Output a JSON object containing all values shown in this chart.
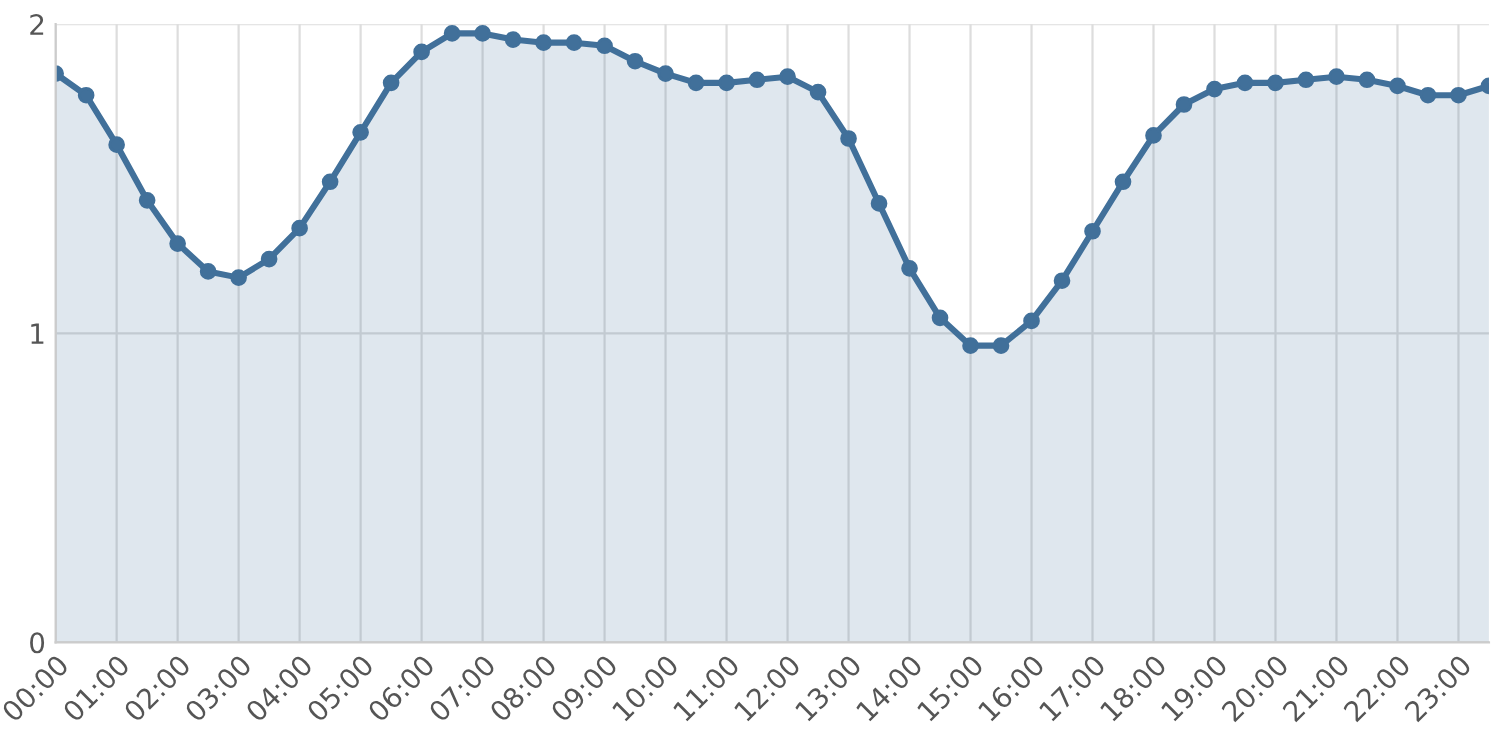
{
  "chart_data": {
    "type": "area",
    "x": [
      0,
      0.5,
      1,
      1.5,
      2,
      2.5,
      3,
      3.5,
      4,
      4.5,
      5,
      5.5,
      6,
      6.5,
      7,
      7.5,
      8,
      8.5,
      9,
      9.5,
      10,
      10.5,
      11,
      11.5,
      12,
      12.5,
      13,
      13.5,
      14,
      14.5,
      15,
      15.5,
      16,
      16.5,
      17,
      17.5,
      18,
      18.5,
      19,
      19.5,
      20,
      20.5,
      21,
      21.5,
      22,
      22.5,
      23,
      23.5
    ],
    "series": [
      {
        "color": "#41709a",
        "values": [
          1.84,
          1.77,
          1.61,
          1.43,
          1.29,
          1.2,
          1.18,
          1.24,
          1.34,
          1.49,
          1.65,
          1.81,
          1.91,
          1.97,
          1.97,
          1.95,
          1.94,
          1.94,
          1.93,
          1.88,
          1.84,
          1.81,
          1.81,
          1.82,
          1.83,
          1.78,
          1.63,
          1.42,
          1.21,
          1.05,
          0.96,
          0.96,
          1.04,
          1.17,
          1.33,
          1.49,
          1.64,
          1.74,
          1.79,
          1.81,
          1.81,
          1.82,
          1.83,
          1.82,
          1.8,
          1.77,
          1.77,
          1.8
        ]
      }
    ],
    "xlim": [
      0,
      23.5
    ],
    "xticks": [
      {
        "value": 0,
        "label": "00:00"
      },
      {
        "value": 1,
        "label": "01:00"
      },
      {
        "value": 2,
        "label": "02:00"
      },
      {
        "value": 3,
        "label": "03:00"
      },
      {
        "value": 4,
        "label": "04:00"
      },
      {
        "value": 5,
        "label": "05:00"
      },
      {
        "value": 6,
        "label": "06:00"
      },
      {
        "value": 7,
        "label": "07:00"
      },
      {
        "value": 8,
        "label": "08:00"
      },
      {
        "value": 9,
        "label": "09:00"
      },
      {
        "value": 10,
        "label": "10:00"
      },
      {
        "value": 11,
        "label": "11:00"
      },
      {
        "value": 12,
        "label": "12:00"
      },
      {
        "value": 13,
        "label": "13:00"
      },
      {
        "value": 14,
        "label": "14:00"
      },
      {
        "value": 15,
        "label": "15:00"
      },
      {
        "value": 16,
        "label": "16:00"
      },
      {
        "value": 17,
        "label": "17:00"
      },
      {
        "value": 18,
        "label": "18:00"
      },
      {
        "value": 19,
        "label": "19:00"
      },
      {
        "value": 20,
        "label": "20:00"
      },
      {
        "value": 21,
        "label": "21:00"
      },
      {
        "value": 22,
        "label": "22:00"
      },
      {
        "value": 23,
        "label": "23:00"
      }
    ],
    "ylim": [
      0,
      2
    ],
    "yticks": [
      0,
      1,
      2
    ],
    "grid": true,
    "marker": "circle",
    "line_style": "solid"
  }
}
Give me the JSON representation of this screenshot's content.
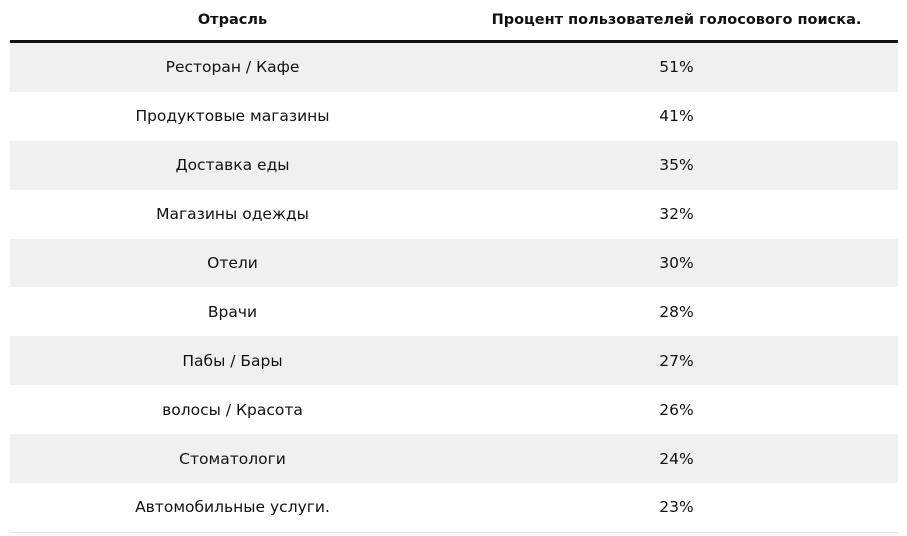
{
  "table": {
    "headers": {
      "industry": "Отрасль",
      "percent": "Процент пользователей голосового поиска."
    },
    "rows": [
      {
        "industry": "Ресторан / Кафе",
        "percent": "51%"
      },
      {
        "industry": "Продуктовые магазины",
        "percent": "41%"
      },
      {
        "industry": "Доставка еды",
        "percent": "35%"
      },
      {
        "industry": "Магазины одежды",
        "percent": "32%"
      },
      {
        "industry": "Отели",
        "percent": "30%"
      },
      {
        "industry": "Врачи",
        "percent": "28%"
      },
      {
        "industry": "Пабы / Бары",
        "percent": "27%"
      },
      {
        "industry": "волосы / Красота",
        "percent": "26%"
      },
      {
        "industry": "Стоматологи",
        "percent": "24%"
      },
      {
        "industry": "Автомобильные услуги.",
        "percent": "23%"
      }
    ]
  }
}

-=-=-

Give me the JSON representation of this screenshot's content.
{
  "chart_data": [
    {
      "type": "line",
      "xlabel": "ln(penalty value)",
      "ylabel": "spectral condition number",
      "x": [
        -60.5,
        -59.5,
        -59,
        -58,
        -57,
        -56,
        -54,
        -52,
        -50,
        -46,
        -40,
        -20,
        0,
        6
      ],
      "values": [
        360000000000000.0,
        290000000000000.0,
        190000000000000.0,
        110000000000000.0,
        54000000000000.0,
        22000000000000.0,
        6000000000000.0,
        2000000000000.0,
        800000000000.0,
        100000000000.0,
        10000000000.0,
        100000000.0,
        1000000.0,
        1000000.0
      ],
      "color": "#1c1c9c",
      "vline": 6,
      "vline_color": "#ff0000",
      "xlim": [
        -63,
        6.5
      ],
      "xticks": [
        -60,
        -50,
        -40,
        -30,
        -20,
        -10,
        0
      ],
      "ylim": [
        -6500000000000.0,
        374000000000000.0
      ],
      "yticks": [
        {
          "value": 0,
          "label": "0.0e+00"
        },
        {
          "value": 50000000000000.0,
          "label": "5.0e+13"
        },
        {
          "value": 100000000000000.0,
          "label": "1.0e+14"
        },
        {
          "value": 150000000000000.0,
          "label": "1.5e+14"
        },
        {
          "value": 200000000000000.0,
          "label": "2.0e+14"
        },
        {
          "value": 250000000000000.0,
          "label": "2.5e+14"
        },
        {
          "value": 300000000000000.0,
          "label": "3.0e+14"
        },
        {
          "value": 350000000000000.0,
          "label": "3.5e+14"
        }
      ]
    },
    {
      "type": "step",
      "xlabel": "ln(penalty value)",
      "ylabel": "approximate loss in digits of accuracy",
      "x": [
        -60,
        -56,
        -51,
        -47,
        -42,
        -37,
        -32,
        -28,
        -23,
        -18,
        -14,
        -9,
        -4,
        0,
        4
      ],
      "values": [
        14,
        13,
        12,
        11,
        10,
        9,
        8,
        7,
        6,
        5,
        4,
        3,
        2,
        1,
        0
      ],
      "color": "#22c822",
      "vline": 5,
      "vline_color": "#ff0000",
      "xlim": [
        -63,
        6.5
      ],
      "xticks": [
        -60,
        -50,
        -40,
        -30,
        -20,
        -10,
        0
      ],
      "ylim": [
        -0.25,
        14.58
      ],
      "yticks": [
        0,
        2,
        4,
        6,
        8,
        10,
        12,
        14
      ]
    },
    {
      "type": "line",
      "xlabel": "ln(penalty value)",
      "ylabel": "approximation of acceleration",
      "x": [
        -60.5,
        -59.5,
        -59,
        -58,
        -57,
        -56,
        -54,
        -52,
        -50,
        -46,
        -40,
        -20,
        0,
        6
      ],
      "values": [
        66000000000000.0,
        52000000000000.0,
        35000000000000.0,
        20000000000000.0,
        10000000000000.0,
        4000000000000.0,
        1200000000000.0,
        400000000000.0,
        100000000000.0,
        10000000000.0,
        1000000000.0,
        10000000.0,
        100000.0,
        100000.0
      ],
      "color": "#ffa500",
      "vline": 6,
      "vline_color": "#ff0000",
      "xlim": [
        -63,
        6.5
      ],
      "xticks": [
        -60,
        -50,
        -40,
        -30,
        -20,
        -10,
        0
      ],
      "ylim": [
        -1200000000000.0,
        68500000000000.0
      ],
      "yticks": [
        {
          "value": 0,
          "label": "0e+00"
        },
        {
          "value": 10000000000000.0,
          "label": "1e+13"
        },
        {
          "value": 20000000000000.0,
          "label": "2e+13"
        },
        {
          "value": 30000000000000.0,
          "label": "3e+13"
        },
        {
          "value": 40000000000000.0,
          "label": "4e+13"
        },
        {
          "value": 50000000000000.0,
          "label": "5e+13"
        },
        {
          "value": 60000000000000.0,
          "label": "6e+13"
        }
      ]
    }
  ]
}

-=-=-

- _What this task involves_
Of the lines in this listing, how many contain "percent"? Reply with the number and nothing more.

- _Response for this exercise_
11